[Data tied to figure images]
--- begin ---

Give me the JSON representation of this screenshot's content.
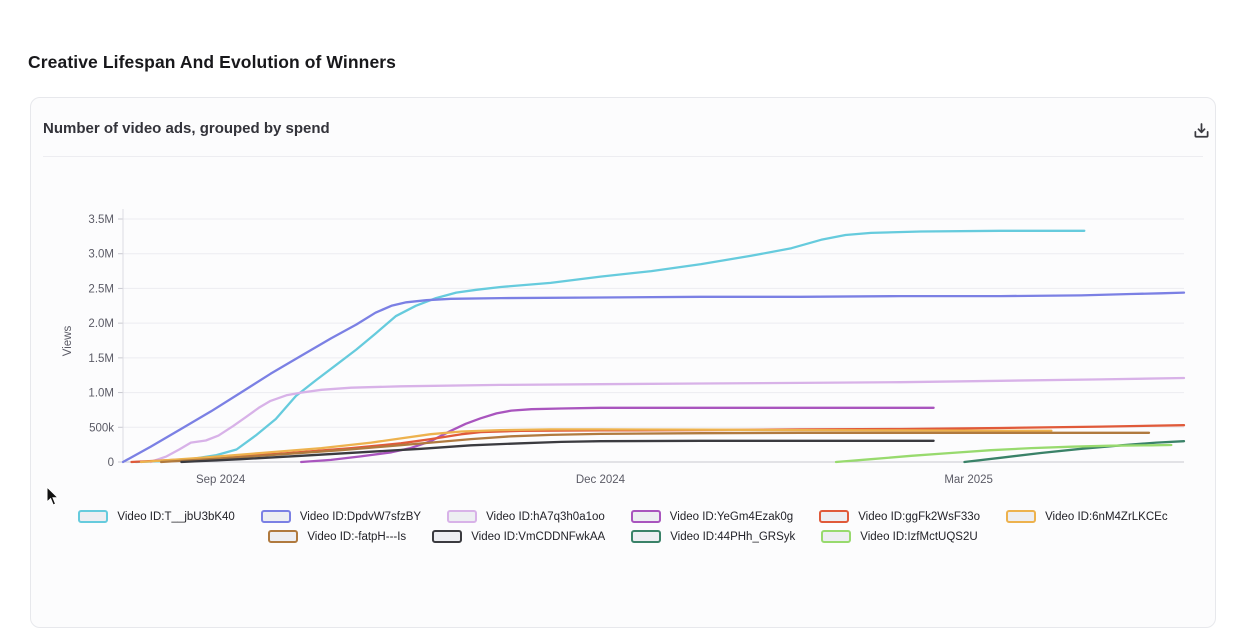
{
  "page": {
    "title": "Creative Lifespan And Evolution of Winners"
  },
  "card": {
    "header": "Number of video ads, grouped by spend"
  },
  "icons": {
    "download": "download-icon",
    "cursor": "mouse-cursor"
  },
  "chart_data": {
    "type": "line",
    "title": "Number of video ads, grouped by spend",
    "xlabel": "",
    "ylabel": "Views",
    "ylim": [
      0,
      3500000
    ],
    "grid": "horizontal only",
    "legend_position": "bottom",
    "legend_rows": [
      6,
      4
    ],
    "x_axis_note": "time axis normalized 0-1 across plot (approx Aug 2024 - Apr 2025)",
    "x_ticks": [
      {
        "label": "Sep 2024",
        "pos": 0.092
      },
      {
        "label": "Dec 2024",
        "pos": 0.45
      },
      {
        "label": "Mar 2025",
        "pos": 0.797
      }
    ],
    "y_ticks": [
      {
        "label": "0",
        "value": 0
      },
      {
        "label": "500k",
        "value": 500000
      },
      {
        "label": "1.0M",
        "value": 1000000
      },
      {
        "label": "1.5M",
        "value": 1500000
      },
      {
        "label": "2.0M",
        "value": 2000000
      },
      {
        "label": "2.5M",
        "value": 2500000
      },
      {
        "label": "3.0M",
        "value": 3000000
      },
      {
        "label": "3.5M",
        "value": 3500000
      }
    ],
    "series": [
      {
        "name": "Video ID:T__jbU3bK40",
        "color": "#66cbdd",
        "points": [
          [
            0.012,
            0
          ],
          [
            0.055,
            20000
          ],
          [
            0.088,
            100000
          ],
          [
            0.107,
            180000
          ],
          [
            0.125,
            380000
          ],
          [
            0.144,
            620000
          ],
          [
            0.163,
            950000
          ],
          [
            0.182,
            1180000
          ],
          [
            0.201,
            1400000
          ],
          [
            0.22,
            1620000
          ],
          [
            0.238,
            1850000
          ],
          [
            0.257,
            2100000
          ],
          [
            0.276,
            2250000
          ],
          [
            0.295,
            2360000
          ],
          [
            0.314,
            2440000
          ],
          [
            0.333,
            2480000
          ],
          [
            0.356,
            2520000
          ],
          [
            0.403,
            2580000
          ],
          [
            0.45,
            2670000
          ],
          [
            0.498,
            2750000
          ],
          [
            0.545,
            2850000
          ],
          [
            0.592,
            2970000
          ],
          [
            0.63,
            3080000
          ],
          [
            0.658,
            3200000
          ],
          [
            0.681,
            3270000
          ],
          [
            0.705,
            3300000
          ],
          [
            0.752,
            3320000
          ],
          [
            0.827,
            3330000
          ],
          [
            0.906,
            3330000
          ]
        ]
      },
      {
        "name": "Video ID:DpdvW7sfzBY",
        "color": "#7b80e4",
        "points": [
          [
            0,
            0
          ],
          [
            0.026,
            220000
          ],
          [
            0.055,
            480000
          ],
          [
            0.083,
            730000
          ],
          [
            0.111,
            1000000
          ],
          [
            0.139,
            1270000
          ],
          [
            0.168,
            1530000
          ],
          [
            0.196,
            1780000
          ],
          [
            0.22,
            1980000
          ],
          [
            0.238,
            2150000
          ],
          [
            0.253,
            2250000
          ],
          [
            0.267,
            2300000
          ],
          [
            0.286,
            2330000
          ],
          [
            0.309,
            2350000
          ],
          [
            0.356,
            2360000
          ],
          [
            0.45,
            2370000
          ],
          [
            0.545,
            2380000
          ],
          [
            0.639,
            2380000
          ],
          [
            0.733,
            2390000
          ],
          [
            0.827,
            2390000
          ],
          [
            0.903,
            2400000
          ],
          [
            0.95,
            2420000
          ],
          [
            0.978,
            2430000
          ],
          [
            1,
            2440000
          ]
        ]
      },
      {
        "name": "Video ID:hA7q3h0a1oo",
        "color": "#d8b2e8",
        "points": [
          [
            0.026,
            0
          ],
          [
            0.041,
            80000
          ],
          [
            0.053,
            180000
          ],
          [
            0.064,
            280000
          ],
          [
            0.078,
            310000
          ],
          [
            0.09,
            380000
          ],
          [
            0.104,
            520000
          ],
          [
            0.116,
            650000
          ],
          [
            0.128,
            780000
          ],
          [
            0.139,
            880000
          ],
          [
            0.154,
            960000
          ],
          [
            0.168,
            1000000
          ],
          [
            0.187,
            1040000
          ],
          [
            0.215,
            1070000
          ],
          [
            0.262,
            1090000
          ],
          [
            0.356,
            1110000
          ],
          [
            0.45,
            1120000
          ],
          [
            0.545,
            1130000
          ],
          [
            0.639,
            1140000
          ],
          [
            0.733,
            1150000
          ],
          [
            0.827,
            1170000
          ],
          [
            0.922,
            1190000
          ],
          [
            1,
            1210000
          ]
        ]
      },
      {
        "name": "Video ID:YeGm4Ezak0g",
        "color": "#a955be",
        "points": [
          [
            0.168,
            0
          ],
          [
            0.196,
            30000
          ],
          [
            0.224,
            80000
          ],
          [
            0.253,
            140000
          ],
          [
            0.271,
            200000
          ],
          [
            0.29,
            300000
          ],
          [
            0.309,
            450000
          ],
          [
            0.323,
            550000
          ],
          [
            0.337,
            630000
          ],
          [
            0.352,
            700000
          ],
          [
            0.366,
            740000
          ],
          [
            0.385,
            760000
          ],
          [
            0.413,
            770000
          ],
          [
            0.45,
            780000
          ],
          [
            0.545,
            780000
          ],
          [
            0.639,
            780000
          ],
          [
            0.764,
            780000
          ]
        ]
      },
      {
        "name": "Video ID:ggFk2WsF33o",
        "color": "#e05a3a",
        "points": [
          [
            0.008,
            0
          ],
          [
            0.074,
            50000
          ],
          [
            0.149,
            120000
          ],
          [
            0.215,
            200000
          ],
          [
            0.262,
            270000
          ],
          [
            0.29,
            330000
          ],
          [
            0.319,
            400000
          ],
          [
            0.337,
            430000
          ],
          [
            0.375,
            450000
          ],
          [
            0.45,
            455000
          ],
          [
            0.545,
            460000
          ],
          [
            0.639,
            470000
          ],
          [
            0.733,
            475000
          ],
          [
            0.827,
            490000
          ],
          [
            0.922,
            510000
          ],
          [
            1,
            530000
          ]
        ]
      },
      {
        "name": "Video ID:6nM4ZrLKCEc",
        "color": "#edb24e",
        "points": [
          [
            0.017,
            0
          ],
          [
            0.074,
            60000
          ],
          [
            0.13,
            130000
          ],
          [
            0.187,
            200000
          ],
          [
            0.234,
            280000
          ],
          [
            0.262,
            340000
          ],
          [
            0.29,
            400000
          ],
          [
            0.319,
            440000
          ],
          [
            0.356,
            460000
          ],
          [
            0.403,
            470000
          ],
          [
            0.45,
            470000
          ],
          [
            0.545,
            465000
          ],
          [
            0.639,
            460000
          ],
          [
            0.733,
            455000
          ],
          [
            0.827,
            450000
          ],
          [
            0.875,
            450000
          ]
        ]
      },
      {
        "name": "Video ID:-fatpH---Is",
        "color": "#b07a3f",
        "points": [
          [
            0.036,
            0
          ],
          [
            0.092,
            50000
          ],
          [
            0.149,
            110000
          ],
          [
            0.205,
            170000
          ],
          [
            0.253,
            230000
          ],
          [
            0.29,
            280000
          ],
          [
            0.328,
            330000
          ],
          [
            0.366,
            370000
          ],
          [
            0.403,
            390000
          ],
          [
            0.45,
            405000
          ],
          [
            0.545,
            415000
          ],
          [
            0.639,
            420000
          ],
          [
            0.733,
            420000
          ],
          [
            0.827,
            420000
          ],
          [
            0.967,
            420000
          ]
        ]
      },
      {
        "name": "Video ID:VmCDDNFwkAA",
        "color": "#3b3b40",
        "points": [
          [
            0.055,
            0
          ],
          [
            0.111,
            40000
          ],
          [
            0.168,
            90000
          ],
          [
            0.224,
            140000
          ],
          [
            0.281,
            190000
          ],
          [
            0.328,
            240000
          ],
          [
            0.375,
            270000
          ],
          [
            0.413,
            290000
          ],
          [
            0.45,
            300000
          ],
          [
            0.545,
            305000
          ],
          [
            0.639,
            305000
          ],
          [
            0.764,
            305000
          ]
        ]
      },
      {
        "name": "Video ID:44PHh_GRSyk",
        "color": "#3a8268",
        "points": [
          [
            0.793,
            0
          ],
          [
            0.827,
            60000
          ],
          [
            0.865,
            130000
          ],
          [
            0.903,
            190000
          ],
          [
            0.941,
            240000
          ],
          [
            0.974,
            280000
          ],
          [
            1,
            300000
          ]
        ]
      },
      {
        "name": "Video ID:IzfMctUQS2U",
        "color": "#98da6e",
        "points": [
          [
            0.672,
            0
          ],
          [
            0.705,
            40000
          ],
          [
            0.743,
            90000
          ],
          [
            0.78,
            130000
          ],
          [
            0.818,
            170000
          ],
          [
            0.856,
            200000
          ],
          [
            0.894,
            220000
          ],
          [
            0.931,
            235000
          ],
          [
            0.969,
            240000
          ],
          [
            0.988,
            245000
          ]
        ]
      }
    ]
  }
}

--- end ---

Exercise objective: Copy out each line in the listing that has the word "value".

Output of the exercise:
        "value": 0
        "value": 500000
        "value": 1000000
        "value": 1500000
        "value": 2000000
        "value": 2500000
        "value": 3000000
        "value": 3500000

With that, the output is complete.